● Short exercise
Reproduce every line of the data below verbatim, with no changes.

═════ Listed records

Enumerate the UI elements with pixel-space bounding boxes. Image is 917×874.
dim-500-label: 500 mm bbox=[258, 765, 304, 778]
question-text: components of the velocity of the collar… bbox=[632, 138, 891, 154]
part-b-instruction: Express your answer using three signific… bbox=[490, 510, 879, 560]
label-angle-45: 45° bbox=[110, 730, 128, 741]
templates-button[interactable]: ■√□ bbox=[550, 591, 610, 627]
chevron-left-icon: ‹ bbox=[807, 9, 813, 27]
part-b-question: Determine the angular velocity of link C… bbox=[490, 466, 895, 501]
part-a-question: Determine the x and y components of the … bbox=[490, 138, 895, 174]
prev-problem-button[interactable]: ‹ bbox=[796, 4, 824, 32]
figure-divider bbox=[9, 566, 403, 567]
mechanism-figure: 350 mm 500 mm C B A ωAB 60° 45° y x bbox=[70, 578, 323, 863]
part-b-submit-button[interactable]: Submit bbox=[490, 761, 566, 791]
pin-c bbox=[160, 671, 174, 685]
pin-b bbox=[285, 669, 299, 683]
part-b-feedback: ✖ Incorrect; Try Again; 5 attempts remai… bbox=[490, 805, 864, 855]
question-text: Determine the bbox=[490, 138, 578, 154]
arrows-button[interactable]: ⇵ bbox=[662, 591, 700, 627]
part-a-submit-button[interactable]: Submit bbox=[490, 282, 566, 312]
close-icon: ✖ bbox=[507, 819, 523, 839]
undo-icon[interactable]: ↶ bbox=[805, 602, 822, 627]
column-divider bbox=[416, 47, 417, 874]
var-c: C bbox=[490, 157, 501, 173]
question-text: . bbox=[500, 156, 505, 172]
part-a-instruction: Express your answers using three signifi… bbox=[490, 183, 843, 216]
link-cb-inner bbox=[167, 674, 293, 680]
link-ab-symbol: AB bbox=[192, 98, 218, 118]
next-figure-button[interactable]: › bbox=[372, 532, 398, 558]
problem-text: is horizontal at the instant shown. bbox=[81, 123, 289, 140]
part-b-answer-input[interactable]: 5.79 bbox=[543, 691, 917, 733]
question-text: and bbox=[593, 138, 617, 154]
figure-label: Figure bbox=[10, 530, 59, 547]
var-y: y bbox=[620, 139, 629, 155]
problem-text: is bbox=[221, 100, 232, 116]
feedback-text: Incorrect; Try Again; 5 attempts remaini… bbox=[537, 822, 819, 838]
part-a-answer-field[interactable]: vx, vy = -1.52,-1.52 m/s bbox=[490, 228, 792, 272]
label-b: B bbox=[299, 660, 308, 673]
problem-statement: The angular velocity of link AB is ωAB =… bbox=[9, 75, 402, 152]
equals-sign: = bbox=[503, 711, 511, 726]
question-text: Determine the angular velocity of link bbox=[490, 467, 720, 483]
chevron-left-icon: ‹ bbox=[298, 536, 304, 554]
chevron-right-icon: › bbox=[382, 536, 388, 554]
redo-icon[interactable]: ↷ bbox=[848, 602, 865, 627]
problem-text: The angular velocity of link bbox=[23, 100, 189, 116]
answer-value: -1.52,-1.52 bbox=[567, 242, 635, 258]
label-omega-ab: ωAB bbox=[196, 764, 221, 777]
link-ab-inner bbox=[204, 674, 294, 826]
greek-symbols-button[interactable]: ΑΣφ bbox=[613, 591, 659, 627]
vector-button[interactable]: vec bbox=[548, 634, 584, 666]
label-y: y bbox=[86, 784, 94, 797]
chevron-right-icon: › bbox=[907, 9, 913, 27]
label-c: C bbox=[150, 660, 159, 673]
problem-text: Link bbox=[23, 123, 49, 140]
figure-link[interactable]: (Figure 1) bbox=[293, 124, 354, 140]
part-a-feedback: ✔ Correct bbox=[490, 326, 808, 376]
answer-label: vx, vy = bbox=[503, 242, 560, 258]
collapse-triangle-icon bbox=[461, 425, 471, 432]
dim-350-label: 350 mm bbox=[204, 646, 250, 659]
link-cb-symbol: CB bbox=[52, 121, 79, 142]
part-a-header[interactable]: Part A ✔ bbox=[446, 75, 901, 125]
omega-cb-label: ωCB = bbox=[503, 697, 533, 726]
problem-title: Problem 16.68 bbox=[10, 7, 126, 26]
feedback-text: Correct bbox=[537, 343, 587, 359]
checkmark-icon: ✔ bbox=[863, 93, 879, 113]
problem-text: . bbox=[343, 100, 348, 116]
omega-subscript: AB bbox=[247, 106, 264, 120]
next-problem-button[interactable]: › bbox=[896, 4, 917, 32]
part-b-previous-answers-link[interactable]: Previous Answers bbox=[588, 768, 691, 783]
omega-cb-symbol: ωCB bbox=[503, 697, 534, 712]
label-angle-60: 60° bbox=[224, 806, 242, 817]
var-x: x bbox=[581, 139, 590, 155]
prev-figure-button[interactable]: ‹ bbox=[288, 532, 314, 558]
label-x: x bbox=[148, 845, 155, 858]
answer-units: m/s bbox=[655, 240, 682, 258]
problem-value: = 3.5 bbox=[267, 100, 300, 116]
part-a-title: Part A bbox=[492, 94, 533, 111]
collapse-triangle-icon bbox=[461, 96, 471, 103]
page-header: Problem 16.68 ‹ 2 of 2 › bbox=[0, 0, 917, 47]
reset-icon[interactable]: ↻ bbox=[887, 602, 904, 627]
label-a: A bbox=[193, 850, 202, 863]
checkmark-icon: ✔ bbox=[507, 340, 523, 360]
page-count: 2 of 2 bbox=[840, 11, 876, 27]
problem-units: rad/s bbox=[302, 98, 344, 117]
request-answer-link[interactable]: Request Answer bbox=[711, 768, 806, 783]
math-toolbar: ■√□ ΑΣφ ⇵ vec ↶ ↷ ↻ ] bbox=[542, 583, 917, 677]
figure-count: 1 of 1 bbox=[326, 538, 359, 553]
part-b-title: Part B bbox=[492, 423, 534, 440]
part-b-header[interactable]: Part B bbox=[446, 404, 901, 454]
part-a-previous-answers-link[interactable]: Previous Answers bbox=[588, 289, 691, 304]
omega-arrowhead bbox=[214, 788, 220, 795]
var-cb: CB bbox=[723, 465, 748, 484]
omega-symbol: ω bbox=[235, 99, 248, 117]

══════════

● Task output
Enumerate the UI elements with pixel-space bounding boxes. Image is 917×874.
dim-500-label: 500 mm bbox=[258, 765, 304, 778]
question-text: components of the velocity of the collar… bbox=[632, 138, 891, 154]
part-b-instruction: Express your answer using three signific… bbox=[490, 510, 879, 560]
label-angle-45: 45° bbox=[110, 730, 128, 741]
templates-button[interactable]: ■√□ bbox=[550, 591, 610, 627]
chevron-left-icon: ‹ bbox=[807, 9, 813, 27]
part-b-question: Determine the angular velocity of link C… bbox=[490, 466, 895, 501]
part-a-question: Determine the x and y components of the … bbox=[490, 138, 895, 174]
prev-problem-button[interactable]: ‹ bbox=[796, 4, 824, 32]
figure-divider bbox=[9, 566, 403, 567]
mechanism-figure: 350 mm 500 mm C B A ωAB 60° 45° y x bbox=[70, 578, 323, 863]
part-b-submit-button[interactable]: Submit bbox=[490, 761, 566, 791]
pin-c bbox=[160, 671, 174, 685]
pin-b bbox=[285, 669, 299, 683]
part-b-feedback: ✖ Incorrect; Try Again; 5 attempts remai… bbox=[490, 805, 864, 855]
question-text: Determine the bbox=[490, 138, 578, 154]
arrows-button[interactable]: ⇵ bbox=[662, 591, 700, 627]
part-a-submit-button[interactable]: Submit bbox=[490, 282, 566, 312]
close-icon: ✖ bbox=[507, 819, 523, 839]
undo-icon[interactable]: ↶ bbox=[805, 602, 822, 627]
column-divider bbox=[416, 47, 417, 874]
var-c: C bbox=[490, 157, 501, 173]
question-text: . bbox=[500, 156, 505, 172]
part-a-instruction: Express your answers using three signifi… bbox=[490, 183, 843, 216]
link-cb-inner bbox=[167, 674, 293, 680]
link-ab-symbol: AB bbox=[192, 98, 218, 118]
next-figure-button[interactable]: › bbox=[372, 532, 398, 558]
problem-text: is horizontal at the instant shown. bbox=[81, 123, 289, 140]
part-b-answer-input[interactable]: 5.79 bbox=[543, 691, 917, 733]
question-text: and bbox=[593, 138, 617, 154]
figure-label: Figure bbox=[10, 530, 59, 547]
var-y: y bbox=[620, 139, 629, 155]
problem-text: is bbox=[221, 100, 232, 116]
feedback-text: Incorrect; Try Again; 5 attempts remaini… bbox=[537, 822, 819, 838]
part-a-answer-field[interactable]: vx, vy = -1.52,-1.52 m/s bbox=[490, 228, 792, 272]
label-b: B bbox=[299, 660, 308, 673]
problem-statement: The angular velocity of link AB is ωAB =… bbox=[9, 75, 402, 152]
equals-sign: = bbox=[503, 711, 511, 726]
question-text: Determine the angular velocity of link bbox=[490, 467, 720, 483]
chevron-left-icon: ‹ bbox=[298, 536, 304, 554]
chevron-right-icon: › bbox=[382, 536, 388, 554]
redo-icon[interactable]: ↷ bbox=[848, 602, 865, 627]
problem-text: The angular velocity of link bbox=[23, 100, 189, 116]
answer-value: -1.52,-1.52 bbox=[567, 242, 635, 258]
label-omega-ab: ωAB bbox=[196, 764, 221, 777]
link-ab-inner bbox=[204, 674, 294, 826]
greek-symbols-button[interactable]: ΑΣφ bbox=[613, 591, 659, 627]
vector-button[interactable]: vec bbox=[548, 634, 584, 666]
label-y: y bbox=[86, 784, 94, 797]
chevron-right-icon: › bbox=[907, 9, 913, 27]
label-c: C bbox=[150, 660, 159, 673]
problem-text: Link bbox=[23, 123, 49, 140]
figure-link[interactable]: (Figure 1) bbox=[293, 124, 354, 140]
part-a-feedback: ✔ Correct bbox=[490, 326, 808, 376]
answer-label: vx, vy = bbox=[503, 242, 560, 258]
collapse-triangle-icon bbox=[461, 425, 471, 432]
dim-350-label: 350 mm bbox=[204, 646, 250, 659]
link-cb-symbol: CB bbox=[52, 121, 79, 142]
part-a-header[interactable]: Part A ✔ bbox=[446, 75, 901, 125]
omega-cb-label: ωCB = bbox=[503, 697, 533, 726]
problem-title: Problem 16.68 bbox=[10, 7, 126, 26]
feedback-text: Correct bbox=[537, 343, 587, 359]
checkmark-icon: ✔ bbox=[863, 93, 879, 113]
problem-text: . bbox=[343, 100, 348, 116]
omega-subscript: AB bbox=[247, 106, 264, 120]
next-problem-button[interactable]: › bbox=[896, 4, 917, 32]
part-b-previous-answers-link[interactable]: Previous Answers bbox=[588, 768, 691, 783]
omega-cb-symbol: ωCB bbox=[503, 697, 534, 712]
label-angle-60: 60° bbox=[224, 806, 242, 817]
var-x: x bbox=[581, 139, 590, 155]
prev-figure-button[interactable]: ‹ bbox=[288, 532, 314, 558]
label-x: x bbox=[148, 845, 155, 858]
answer-units: m/s bbox=[655, 240, 682, 258]
problem-value: = 3.5 bbox=[267, 100, 300, 116]
part-a-title: Part A bbox=[492, 94, 533, 111]
collapse-triangle-icon bbox=[461, 96, 471, 103]
page-header: Problem 16.68 ‹ 2 of 2 › bbox=[0, 0, 917, 47]
reset-icon[interactable]: ↻ bbox=[887, 602, 904, 627]
label-a: A bbox=[193, 850, 202, 863]
checkmark-icon: ✔ bbox=[507, 340, 523, 360]
page-count: 2 of 2 bbox=[840, 11, 876, 27]
problem-units: rad/s bbox=[302, 98, 344, 117]
request-answer-link[interactable]: Request Answer bbox=[711, 768, 806, 783]
math-toolbar: ■√□ ΑΣφ ⇵ vec ↶ ↷ ↻ ] bbox=[542, 583, 917, 677]
figure-count: 1 of 1 bbox=[326, 538, 359, 553]
part-b-title: Part B bbox=[492, 423, 534, 440]
part-b-header[interactable]: Part B bbox=[446, 404, 901, 454]
part-a-previous-answers-link[interactable]: Previous Answers bbox=[588, 289, 691, 304]
omega-arrowhead bbox=[214, 788, 220, 795]
var-cb: CB bbox=[723, 465, 748, 484]
omega-symbol: ω bbox=[235, 99, 248, 117]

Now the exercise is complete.